## AIM
The records that follow are to be repeated without alteration.

## PROVIDED MATERIAL
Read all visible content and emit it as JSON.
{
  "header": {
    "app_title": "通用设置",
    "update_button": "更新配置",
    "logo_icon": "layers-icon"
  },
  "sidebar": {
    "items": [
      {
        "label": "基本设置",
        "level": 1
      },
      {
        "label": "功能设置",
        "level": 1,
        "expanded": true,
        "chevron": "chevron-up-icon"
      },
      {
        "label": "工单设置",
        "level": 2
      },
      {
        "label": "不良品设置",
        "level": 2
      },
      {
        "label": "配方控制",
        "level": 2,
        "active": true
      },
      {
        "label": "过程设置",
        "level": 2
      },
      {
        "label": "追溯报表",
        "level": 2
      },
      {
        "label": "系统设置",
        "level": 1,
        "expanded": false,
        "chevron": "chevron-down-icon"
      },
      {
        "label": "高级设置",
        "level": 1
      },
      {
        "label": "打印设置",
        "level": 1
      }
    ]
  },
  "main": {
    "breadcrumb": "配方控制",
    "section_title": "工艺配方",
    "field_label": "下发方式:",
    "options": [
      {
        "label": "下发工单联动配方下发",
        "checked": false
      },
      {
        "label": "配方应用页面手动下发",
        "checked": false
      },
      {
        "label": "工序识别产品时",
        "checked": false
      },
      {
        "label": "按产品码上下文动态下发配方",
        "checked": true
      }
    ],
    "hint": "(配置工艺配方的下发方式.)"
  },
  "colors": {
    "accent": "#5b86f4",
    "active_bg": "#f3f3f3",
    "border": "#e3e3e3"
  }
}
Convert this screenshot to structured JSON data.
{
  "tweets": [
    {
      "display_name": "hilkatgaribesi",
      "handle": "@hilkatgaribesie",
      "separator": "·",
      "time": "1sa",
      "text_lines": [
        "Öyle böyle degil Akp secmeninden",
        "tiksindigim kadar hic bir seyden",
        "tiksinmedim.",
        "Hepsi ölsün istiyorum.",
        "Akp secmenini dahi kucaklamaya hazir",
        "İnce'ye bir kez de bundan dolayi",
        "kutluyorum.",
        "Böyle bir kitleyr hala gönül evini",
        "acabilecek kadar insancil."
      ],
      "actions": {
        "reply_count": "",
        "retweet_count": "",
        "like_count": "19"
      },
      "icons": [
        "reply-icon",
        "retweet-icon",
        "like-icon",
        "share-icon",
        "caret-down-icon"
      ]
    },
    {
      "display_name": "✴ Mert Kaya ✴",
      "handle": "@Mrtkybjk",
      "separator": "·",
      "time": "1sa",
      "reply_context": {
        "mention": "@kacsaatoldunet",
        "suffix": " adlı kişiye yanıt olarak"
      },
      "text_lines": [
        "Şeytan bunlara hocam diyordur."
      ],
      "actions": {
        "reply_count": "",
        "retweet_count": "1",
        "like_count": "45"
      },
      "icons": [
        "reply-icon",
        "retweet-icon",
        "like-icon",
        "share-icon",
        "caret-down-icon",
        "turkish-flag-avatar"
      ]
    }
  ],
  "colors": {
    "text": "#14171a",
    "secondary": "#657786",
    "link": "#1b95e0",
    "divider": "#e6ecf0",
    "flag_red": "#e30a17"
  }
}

## RESULT OF THIS EXERCISE
Read all visible content and emit it as JSON.
{
  "header": {
    "app_title": "通用设置",
    "update_button": "更新配置",
    "logo_icon": "layers-icon"
  },
  "sidebar": {
    "items": [
      {
        "label": "基本设置",
        "level": 1
      },
      {
        "label": "功能设置",
        "level": 1,
        "expanded": true,
        "chevron": "chevron-up-icon"
      },
      {
        "label": "工单设置",
        "level": 2
      },
      {
        "label": "不良品设置",
        "level": 2
      },
      {
        "label": "配方控制",
        "level": 2,
        "active": true
      },
      {
        "label": "过程设置",
        "level": 2
      },
      {
        "label": "追溯报表",
        "level": 2
      },
      {
        "label": "系统设置",
        "level": 1,
        "expanded": false,
        "chevron": "chevron-down-icon"
      },
      {
        "label": "高级设置",
        "level": 1
      },
      {
        "label": "打印设置",
        "level": 1
      }
    ]
  },
  "main": {
    "breadcrumb": "配方控制",
    "section_title": "工艺配方",
    "field_label": "下发方式:",
    "options": [
      {
        "label": "下发工单联动配方下发",
        "checked": false
      },
      {
        "label": "配方应用页面手动下发",
        "checked": false
      },
      {
        "label": "工序识别产品时",
        "checked": false
      },
      {
        "label": "按产品码上下文动态下发配方",
        "checked": true
      }
    ],
    "hint": "(配置工艺配方的下发方式.)"
  },
  "colors": {
    "accent": "#5b86f4",
    "active_bg": "#f3f3f3",
    "border": "#e3e3e3"
  }
}
Convert this screenshot to structured JSON data.
{
  "tweets": [
    {
      "display_name": "hilkatgaribesi",
      "handle": "@hilkatgaribesie",
      "separator": "·",
      "time": "1sa",
      "text_lines": [
        "Öyle böyle degil Akp secmeninden",
        "tiksindigim kadar hic bir seyden",
        "tiksinmedim.",
        "Hepsi ölsün istiyorum.",
        "Akp secmenini dahi kucaklamaya hazir",
        "İnce'ye bir kez de bundan dolayi",
        "kutluyorum.",
        "Böyle bir kitleyr hala gönül evini",
        "acabilecek kadar insancil."
      ],
      "actions": {
        "reply_count": "",
        "retweet_count": "",
        "like_count": "19"
      },
      "icons": [
        "reply-icon",
        "retweet-icon",
        "like-icon",
        "share-icon",
        "caret-down-icon"
      ]
    },
    {
      "display_name": "✴ Mert Kaya ✴",
      "handle": "@Mrtkybjk",
      "separator": "·",
      "time": "1sa",
      "reply_context": {
        "mention": "@kacsaatoldunet",
        "suffix": " adlı kişiye yanıt olarak"
      },
      "text_lines": [
        "Şeytan bunlara hocam diyordur."
      ],
      "actions": {
        "reply_count": "",
        "retweet_count": "1",
        "like_count": "45"
      },
      "icons": [
        "reply-icon",
        "retweet-icon",
        "like-icon",
        "share-icon",
        "caret-down-icon",
        "turkish-flag-avatar"
      ]
    }
  ],
  "colors": {
    "text": "#14171a",
    "secondary": "#657786",
    "link": "#1b95e0",
    "divider": "#e6ecf0",
    "flag_red": "#e30a17"
  }
}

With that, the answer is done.